• _What the exercise asks_
Count every line of the listing where the string "dictado" occurs, and reply with the count alone.

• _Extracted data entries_
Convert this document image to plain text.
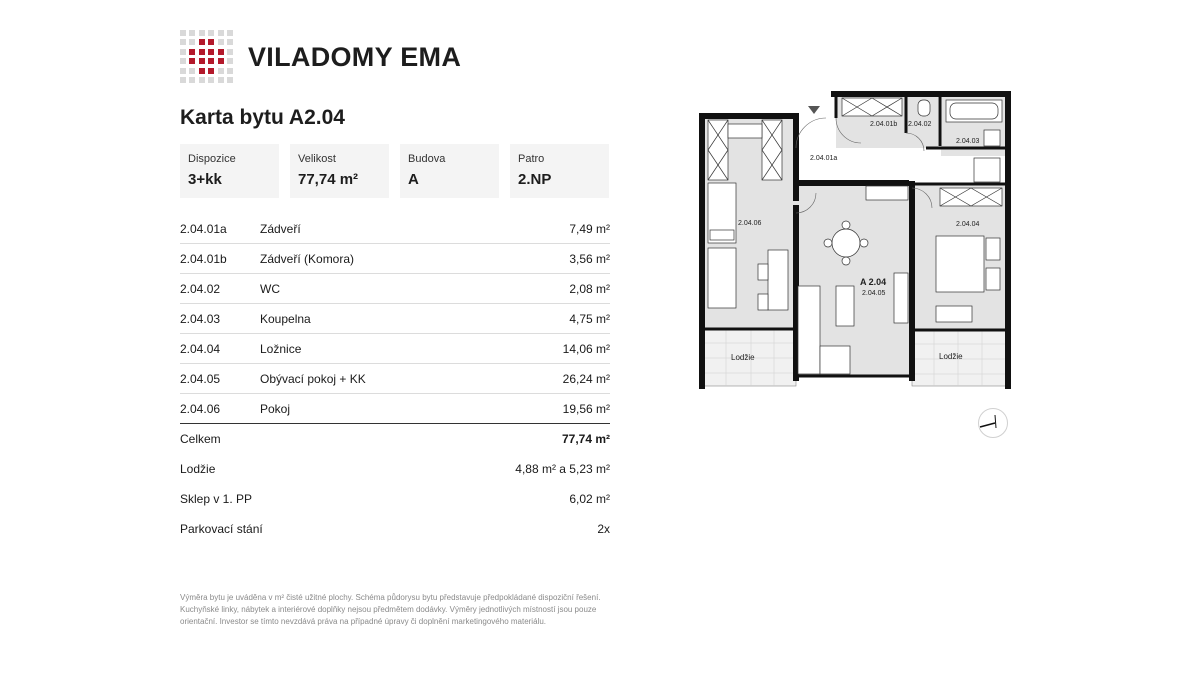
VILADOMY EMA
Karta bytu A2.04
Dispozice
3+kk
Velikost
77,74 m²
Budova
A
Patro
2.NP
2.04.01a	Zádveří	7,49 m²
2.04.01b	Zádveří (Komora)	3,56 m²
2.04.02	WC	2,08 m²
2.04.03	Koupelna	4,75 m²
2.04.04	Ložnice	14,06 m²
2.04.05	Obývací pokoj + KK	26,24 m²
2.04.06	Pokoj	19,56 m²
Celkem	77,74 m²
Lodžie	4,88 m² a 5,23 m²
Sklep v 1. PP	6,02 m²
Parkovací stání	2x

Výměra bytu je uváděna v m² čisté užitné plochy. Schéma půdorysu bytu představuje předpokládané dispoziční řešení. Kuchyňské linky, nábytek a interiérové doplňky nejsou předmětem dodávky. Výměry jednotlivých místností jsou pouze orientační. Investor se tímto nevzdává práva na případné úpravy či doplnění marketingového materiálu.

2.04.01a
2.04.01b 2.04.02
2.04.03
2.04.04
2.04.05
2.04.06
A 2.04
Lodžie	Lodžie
---
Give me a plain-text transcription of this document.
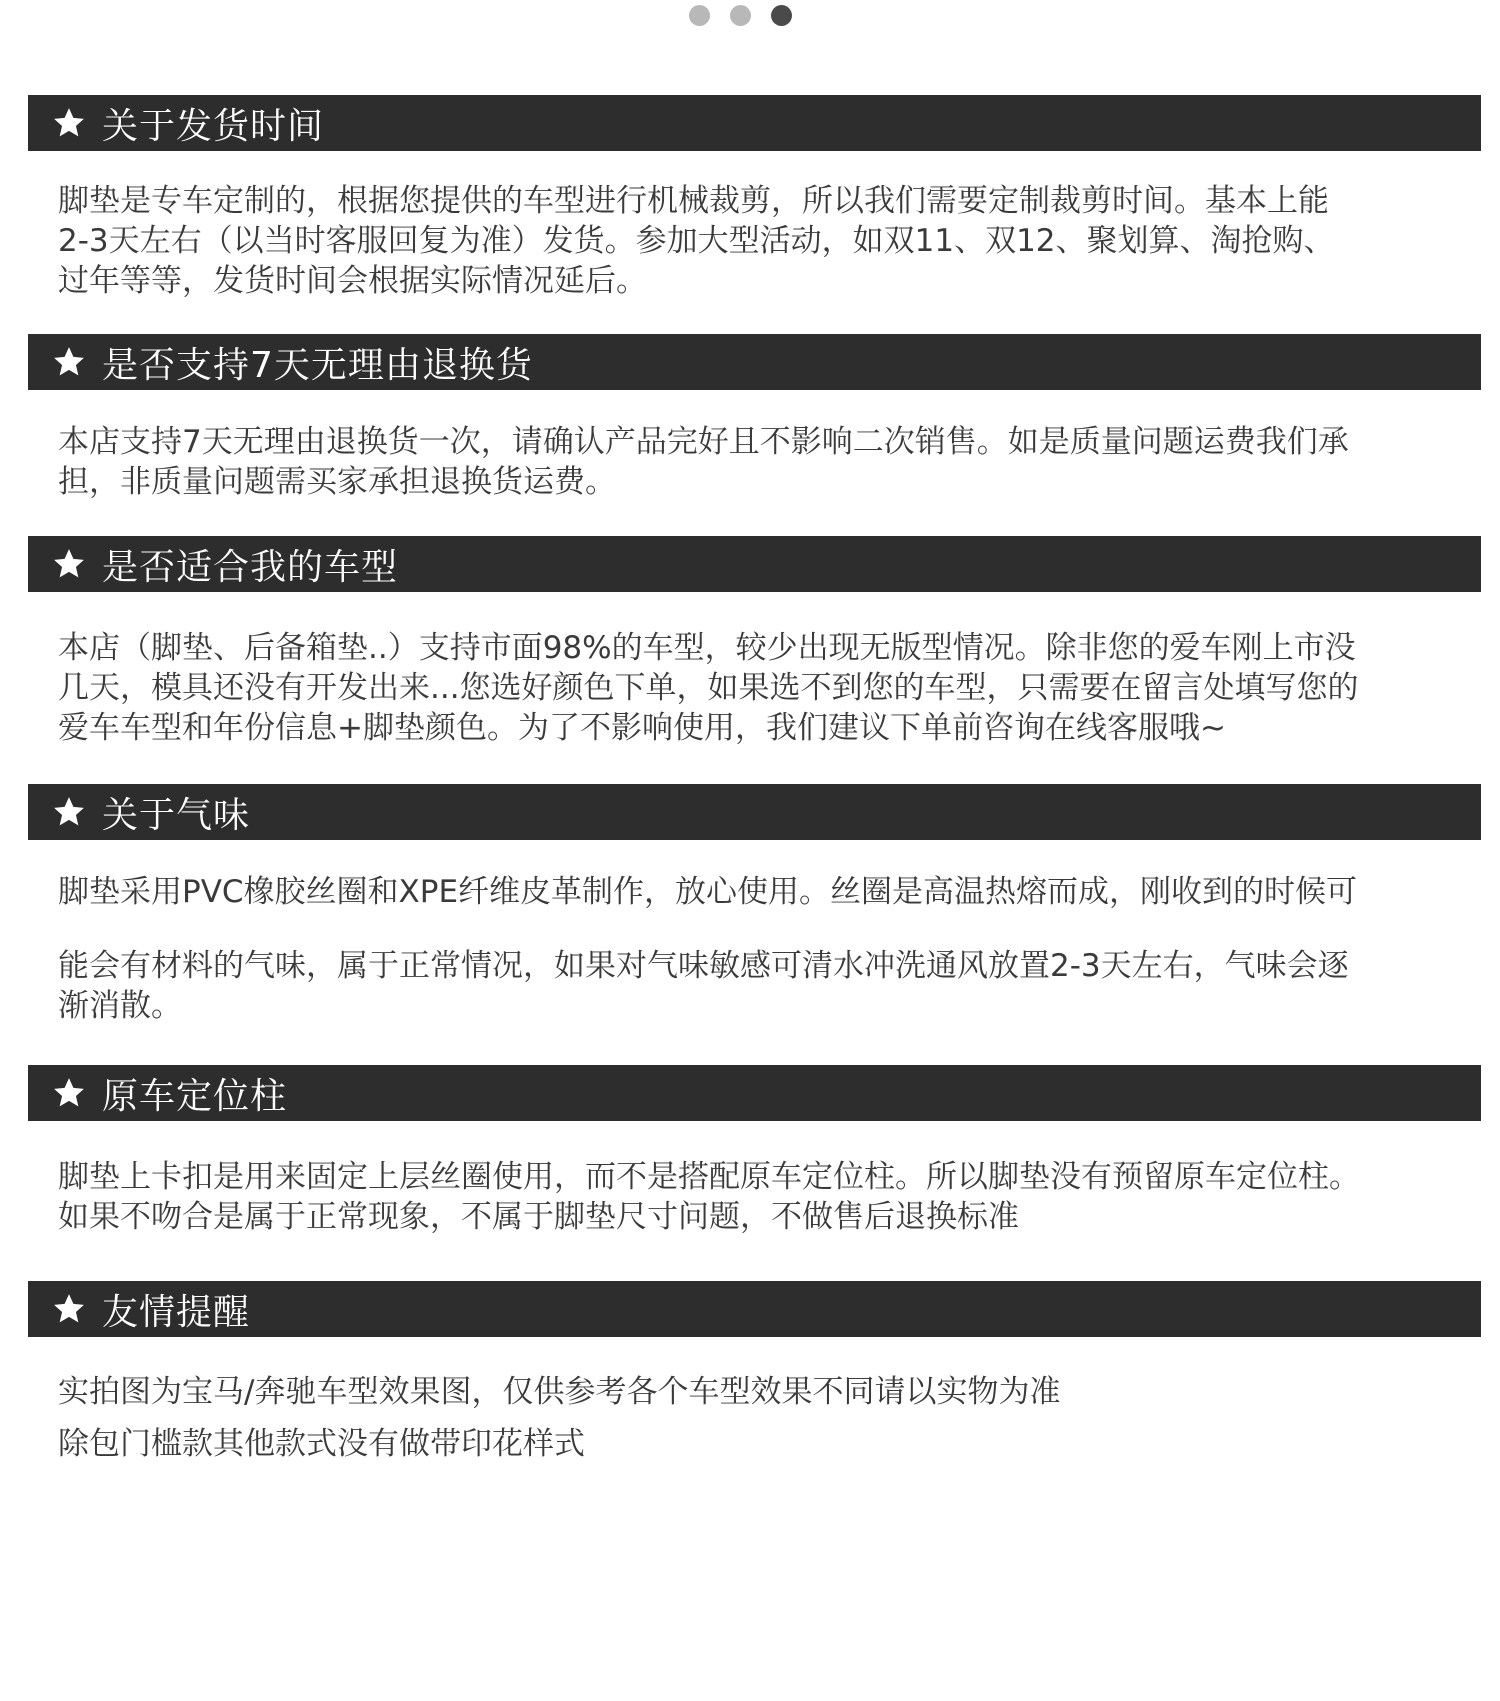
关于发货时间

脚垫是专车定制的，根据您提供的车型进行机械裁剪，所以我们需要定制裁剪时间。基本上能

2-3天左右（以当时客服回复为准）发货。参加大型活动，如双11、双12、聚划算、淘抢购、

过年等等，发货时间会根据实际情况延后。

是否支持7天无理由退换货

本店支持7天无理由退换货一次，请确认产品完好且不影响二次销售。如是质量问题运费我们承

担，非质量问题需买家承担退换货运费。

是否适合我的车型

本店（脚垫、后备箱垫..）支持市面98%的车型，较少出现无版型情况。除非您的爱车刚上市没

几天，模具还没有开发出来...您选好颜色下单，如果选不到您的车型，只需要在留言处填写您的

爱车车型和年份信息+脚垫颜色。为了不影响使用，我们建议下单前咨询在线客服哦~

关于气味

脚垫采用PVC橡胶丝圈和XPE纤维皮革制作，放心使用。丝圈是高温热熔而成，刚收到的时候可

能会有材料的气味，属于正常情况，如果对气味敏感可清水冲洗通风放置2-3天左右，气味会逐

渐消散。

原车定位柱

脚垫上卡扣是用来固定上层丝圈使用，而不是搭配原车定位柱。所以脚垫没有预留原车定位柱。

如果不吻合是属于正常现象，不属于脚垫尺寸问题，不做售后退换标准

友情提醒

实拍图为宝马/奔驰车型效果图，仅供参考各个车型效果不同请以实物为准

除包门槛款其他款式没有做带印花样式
==
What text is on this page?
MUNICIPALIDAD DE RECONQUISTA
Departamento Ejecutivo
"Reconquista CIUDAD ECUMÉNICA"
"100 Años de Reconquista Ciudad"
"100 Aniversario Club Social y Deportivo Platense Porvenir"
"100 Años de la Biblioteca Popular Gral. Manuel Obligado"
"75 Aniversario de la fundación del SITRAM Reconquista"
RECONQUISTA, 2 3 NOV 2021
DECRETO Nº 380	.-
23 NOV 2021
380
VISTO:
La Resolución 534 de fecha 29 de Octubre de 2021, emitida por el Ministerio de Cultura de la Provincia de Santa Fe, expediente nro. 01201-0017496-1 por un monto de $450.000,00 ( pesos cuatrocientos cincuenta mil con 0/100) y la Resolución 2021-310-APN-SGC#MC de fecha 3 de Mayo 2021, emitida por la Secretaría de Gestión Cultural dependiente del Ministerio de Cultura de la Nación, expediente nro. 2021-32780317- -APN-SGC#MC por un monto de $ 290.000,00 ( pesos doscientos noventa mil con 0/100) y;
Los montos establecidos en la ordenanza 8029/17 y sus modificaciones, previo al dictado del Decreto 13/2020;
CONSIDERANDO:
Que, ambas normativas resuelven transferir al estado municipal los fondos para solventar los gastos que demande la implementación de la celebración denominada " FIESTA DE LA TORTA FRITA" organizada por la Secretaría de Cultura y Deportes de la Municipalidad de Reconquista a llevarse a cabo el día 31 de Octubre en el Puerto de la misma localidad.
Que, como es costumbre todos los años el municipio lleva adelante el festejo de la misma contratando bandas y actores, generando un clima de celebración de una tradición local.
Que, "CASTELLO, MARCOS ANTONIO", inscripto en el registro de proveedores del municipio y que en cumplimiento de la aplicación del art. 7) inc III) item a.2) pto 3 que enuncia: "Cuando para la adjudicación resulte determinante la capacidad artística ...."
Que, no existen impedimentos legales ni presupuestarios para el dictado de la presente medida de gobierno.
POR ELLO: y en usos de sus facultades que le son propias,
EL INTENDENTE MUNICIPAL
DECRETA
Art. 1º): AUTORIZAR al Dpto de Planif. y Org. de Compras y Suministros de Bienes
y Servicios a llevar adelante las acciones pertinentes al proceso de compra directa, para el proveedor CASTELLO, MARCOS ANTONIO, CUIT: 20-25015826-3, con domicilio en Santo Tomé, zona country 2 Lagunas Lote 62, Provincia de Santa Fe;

• _Task answer_
2